"""
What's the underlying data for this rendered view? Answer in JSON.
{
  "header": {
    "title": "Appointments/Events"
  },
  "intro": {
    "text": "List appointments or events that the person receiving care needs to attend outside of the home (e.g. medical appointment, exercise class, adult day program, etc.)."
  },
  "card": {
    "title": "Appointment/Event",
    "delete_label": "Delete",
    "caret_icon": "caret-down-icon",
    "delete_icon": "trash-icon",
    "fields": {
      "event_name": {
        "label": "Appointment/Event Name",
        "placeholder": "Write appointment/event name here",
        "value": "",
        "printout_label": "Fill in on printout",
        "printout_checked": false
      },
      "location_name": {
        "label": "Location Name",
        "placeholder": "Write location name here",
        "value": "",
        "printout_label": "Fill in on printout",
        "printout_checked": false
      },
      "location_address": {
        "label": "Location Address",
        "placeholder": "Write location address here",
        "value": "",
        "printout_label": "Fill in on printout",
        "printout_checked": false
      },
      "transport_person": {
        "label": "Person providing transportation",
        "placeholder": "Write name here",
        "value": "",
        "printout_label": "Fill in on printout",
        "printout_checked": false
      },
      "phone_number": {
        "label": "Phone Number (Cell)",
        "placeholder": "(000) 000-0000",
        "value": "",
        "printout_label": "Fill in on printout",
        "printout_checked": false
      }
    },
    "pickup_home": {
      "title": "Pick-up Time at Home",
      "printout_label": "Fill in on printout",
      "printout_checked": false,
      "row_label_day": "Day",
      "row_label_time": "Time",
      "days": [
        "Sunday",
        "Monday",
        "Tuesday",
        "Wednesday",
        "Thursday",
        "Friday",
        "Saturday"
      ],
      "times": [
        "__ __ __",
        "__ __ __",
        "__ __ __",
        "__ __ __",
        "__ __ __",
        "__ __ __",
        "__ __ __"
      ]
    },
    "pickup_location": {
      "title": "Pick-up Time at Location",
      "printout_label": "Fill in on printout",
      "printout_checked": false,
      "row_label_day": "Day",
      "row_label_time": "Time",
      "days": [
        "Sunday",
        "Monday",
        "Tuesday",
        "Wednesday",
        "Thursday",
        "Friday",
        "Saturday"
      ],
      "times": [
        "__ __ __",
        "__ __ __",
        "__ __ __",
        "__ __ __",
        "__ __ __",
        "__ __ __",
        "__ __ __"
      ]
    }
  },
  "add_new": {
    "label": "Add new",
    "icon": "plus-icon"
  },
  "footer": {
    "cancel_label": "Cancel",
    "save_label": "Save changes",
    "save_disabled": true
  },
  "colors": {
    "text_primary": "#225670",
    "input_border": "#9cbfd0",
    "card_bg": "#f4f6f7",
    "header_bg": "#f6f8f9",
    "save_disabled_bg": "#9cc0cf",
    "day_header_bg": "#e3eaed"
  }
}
"""
Problem to work on:
Extract all lines from the material above that include the word "placeholder".

Task answer:
        "placeholder": "Write appointment/event name here",
        "placeholder": "Write location name here",
        "placeholder": "Write location address here",
        "placeholder": "Write name here",
        "placeholder": "(000) 000-0000",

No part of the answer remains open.